━━━ Data provided ━━━
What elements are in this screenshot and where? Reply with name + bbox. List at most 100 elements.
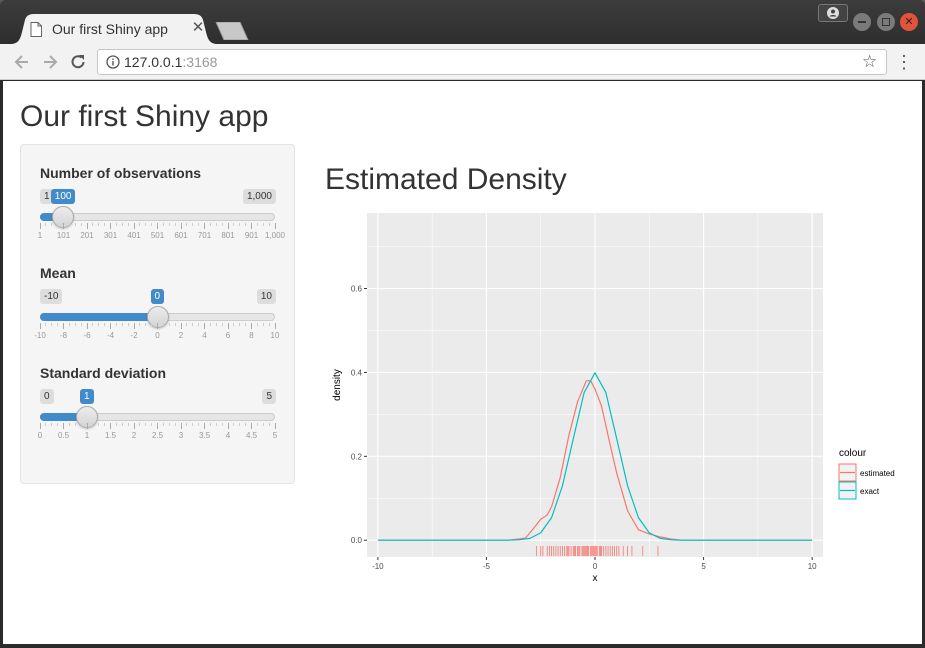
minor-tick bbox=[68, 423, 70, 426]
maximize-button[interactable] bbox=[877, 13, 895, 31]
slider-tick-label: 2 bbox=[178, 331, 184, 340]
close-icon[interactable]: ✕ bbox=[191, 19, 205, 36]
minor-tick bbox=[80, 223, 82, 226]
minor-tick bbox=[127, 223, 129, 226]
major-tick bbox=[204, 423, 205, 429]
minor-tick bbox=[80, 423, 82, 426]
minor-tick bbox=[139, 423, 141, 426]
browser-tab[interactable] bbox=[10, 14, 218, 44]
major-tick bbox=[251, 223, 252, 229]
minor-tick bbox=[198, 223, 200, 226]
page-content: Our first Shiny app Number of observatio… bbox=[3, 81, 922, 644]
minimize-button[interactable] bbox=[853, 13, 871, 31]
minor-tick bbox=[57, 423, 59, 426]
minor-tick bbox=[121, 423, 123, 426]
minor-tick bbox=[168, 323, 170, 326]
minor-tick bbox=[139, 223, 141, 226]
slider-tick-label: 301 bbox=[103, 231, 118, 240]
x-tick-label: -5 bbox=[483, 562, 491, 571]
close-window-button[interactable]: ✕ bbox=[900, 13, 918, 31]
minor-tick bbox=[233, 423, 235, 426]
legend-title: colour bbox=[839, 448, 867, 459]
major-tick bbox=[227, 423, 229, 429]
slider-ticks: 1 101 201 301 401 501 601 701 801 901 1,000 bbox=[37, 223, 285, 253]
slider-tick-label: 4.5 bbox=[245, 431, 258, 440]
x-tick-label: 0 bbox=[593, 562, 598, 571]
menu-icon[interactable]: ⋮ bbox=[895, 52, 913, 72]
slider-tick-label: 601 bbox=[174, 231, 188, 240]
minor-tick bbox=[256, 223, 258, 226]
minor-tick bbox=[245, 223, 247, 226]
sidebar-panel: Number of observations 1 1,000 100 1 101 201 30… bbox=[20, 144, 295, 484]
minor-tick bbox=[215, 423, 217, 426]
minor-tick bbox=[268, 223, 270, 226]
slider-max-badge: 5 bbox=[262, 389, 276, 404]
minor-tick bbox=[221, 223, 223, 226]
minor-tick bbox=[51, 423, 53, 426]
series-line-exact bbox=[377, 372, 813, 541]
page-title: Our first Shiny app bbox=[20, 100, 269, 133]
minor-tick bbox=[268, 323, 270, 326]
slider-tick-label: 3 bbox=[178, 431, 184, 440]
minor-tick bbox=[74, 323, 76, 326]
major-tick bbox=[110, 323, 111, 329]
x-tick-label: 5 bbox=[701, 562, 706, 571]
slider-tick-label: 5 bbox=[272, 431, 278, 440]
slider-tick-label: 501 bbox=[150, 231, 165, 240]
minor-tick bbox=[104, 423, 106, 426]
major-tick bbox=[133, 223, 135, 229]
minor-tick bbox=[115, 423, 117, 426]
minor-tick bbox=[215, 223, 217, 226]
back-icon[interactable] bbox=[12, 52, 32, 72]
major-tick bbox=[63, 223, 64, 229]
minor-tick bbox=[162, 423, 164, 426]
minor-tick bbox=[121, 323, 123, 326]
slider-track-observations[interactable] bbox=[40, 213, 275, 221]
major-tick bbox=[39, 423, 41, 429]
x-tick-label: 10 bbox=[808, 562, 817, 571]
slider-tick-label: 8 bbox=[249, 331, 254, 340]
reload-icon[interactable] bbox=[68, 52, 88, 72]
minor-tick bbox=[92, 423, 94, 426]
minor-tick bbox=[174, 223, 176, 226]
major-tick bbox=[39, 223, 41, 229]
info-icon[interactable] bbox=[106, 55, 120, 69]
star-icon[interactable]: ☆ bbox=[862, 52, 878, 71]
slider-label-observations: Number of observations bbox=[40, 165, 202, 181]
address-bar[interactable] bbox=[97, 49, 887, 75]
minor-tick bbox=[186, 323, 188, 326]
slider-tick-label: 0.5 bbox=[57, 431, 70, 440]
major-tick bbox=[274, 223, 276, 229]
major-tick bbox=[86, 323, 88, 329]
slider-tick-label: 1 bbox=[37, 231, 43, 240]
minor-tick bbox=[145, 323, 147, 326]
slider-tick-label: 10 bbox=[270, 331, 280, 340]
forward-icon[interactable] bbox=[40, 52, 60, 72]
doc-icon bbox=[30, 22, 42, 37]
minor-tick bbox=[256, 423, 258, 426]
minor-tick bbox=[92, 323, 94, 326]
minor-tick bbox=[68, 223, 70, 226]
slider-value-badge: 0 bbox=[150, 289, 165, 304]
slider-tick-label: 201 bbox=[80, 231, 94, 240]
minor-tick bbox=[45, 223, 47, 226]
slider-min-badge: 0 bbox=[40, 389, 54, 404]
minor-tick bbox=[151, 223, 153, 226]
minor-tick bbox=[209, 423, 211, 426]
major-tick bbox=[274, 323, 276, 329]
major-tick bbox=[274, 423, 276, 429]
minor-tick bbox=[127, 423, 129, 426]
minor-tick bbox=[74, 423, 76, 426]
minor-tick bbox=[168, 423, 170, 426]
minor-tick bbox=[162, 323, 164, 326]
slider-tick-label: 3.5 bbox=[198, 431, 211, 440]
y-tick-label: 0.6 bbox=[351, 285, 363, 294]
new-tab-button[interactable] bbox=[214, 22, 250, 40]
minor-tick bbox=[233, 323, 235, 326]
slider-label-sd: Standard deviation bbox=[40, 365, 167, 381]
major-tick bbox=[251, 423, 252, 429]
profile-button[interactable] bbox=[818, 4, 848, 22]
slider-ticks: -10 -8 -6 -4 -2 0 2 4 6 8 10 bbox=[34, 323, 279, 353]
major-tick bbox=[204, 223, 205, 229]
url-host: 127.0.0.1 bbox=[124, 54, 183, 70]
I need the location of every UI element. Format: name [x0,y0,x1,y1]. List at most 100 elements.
━━━
What to work on ->
Copy every line of the records above word for word, leaving out the pictures.

Expected answer ->
What elements are in this screenshot and where? Reply with name + bbox. List at most 100 elements.
minor-tick bbox=[68, 423, 70, 426]
maximize-button[interactable] bbox=[877, 13, 895, 31]
slider-tick-label: 2 bbox=[178, 331, 184, 340]
close-icon[interactable]: ✕ bbox=[191, 19, 205, 36]
minor-tick bbox=[80, 223, 82, 226]
minor-tick bbox=[127, 223, 129, 226]
major-tick bbox=[204, 423, 205, 429]
minor-tick bbox=[80, 423, 82, 426]
minor-tick bbox=[139, 423, 141, 426]
browser-tab[interactable] bbox=[10, 14, 218, 44]
major-tick bbox=[251, 223, 252, 229]
minor-tick bbox=[198, 223, 200, 226]
page-content: Our first Shiny app Number of observatio… bbox=[3, 81, 922, 644]
minimize-button[interactable] bbox=[853, 13, 871, 31]
minor-tick bbox=[57, 423, 59, 426]
minor-tick bbox=[121, 423, 123, 426]
minor-tick bbox=[168, 323, 170, 326]
minor-tick bbox=[139, 223, 141, 226]
slider-tick-label: 301 bbox=[103, 231, 118, 240]
x-tick-label: -5 bbox=[483, 562, 491, 571]
close-window-button[interactable]: ✕ bbox=[900, 13, 918, 31]
minor-tick bbox=[233, 423, 235, 426]
legend-title: colour bbox=[839, 448, 867, 459]
major-tick bbox=[227, 423, 229, 429]
slider-ticks: 1 101 201 301 401 501 601 701 801 901 1,000 bbox=[37, 223, 285, 253]
slider-tick-label: 4.5 bbox=[245, 431, 258, 440]
x-tick-label: 0 bbox=[593, 562, 598, 571]
menu-icon[interactable]: ⋮ bbox=[895, 52, 913, 72]
slider-tick-label: 601 bbox=[174, 231, 188, 240]
minor-tick bbox=[256, 223, 258, 226]
minor-tick bbox=[245, 223, 247, 226]
sidebar-panel: Number of observations 1 1,000 100 1 101 201 30… bbox=[20, 144, 295, 484]
minor-tick bbox=[215, 423, 217, 426]
minor-tick bbox=[268, 223, 270, 226]
slider-max-badge: 5 bbox=[262, 389, 276, 404]
minor-tick bbox=[221, 223, 223, 226]
minor-tick bbox=[51, 423, 53, 426]
series-line-exact bbox=[377, 372, 813, 541]
page-title: Our first Shiny app bbox=[20, 100, 269, 133]
minor-tick bbox=[268, 323, 270, 326]
slider-tick-label: 3 bbox=[178, 431, 184, 440]
minor-tick bbox=[74, 323, 76, 326]
major-tick bbox=[110, 323, 111, 329]
x-tick-label: 5 bbox=[701, 562, 706, 571]
slider-tick-label: 5 bbox=[272, 431, 278, 440]
slider-tick-label: 501 bbox=[150, 231, 165, 240]
minor-tick bbox=[104, 423, 106, 426]
major-tick bbox=[133, 223, 135, 229]
minor-tick bbox=[115, 423, 117, 426]
minor-tick bbox=[215, 223, 217, 226]
back-icon[interactable] bbox=[12, 52, 32, 72]
major-tick bbox=[63, 223, 64, 229]
minor-tick bbox=[162, 423, 164, 426]
minor-tick bbox=[121, 323, 123, 326]
slider-track-observations[interactable] bbox=[40, 213, 275, 221]
major-tick bbox=[39, 423, 41, 429]
x-tick-label: 10 bbox=[808, 562, 817, 571]
slider-tick-label: 8 bbox=[249, 331, 254, 340]
reload-icon[interactable] bbox=[68, 52, 88, 72]
minor-tick bbox=[92, 423, 94, 426]
minor-tick bbox=[174, 223, 176, 226]
major-tick bbox=[39, 223, 41, 229]
info-icon[interactable] bbox=[106, 55, 120, 69]
star-icon[interactable]: ☆ bbox=[862, 52, 878, 71]
slider-label-observations: Number of observations bbox=[40, 165, 202, 181]
address-bar[interactable] bbox=[97, 49, 887, 75]
minor-tick bbox=[186, 323, 188, 326]
slider-tick-label: 0.5 bbox=[57, 431, 70, 440]
major-tick bbox=[274, 223, 276, 229]
major-tick bbox=[86, 323, 88, 329]
slider-tick-label: 1 bbox=[37, 231, 43, 240]
minor-tick bbox=[145, 323, 147, 326]
slider-tick-label: 10 bbox=[270, 331, 280, 340]
forward-icon[interactable] bbox=[40, 52, 60, 72]
doc-icon bbox=[30, 22, 42, 37]
minor-tick bbox=[256, 423, 258, 426]
minor-tick bbox=[92, 323, 94, 326]
minor-tick bbox=[68, 223, 70, 226]
slider-value-badge: 0 bbox=[150, 289, 165, 304]
slider-tick-label: 201 bbox=[80, 231, 94, 240]
minor-tick bbox=[45, 223, 47, 226]
slider-min-badge: 0 bbox=[40, 389, 54, 404]
minor-tick bbox=[151, 223, 153, 226]
minor-tick bbox=[209, 423, 211, 426]
major-tick bbox=[274, 323, 276, 329]
major-tick bbox=[274, 423, 276, 429]
minor-tick bbox=[127, 423, 129, 426]
minor-tick bbox=[74, 423, 76, 426]
minor-tick bbox=[168, 423, 170, 426]
minor-tick bbox=[162, 323, 164, 326]
slider-tick-label: 3.5 bbox=[198, 431, 211, 440]
y-tick-label: 0.6 bbox=[351, 285, 363, 294]
new-tab-button[interactable] bbox=[214, 22, 250, 40]
minor-tick bbox=[233, 323, 235, 326]
slider-label-sd: Standard deviation bbox=[40, 365, 167, 381]
major-tick bbox=[251, 423, 252, 429]
profile-button[interactable] bbox=[818, 4, 848, 22]
slider-ticks: -10 -8 -6 -4 -2 0 2 4 6 8 10 bbox=[34, 323, 279, 353]
major-tick bbox=[204, 223, 205, 229]
url-host: 127.0.0.1 bbox=[124, 54, 183, 70]
I need the location of every UI element. Format: name [x0,y0,x1,y1]. List at most 100 elements.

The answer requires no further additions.